- **EXTRACTED DATA**
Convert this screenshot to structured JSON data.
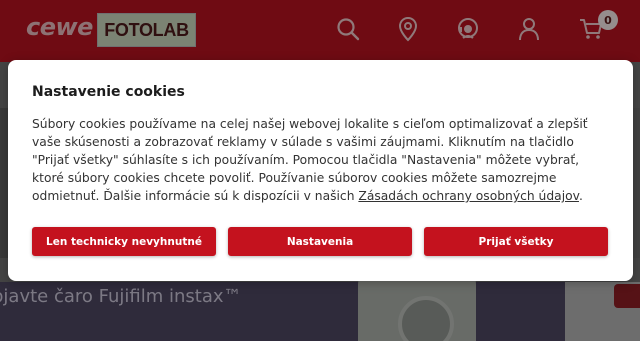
{
  "header": {
    "logo_cewe": "cewe",
    "logo_fotolab": "FOTOLAB",
    "icons": [
      "search-icon",
      "location-pin-icon",
      "support-agent-icon",
      "user-icon",
      "cart-icon"
    ],
    "cart_count": "0",
    "colors": {
      "brand_red": "#b3121f"
    }
  },
  "background": {
    "promo_text": "bjavte čaro Fujifilm instax™"
  },
  "cookie_dialog": {
    "title": "Nastavenie cookies",
    "body_text": "Súbory cookies používame na celej našej webovej lokalite s cieľom optimalizovať a zlepšiť vaše skúsenosti a zobrazovať reklamy v súlade s vašimi záujmami. Kliknutím na tlačidlo \"Prijať všetky\" súhlasíte s ich používaním. Pomocou tlačidla \"Nastavenia\" môžete vybrať, ktoré súbory cookies chcete povoliť. Používanie súborov cookies môžete samozrejme odmietnuť. Ďalšie informácie sú k dispozícii v našich ",
    "privacy_link": "Zásadách ochrany osobných údajov",
    "body_end": ".",
    "buttons": {
      "necessary": "Len technicky nevyhnutné",
      "settings": "Nastavenia",
      "accept_all": "Prijať všetky"
    },
    "colors": {
      "button_red": "#c4121e"
    }
  }
}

- **WORK TO BE COMPLETED**
Exclude all images and restate the records above word for word.

- **ANSWER TO THE PROBLEM**
Convert this screenshot to structured JSON data.
{
  "header": {
    "logo_cewe": "cewe",
    "logo_fotolab": "FOTOLAB",
    "icons": [
      "search-icon",
      "location-pin-icon",
      "support-agent-icon",
      "user-icon",
      "cart-icon"
    ],
    "cart_count": "0",
    "colors": {
      "brand_red": "#b3121f"
    }
  },
  "background": {
    "promo_text": "bjavte čaro Fujifilm instax™"
  },
  "cookie_dialog": {
    "title": "Nastavenie cookies",
    "body_text": "Súbory cookies používame na celej našej webovej lokalite s cieľom optimalizovať a zlepšiť vaše skúsenosti a zobrazovať reklamy v súlade s vašimi záujmami. Kliknutím na tlačidlo \"Prijať všetky\" súhlasíte s ich používaním. Pomocou tlačidla \"Nastavenia\" môžete vybrať, ktoré súbory cookies chcete povoliť. Používanie súborov cookies môžete samozrejme odmietnuť. Ďalšie informácie sú k dispozícii v našich ",
    "privacy_link": "Zásadách ochrany osobných údajov",
    "body_end": ".",
    "buttons": {
      "necessary": "Len technicky nevyhnutné",
      "settings": "Nastavenia",
      "accept_all": "Prijať všetky"
    },
    "colors": {
      "button_red": "#c4121e"
    }
  }
}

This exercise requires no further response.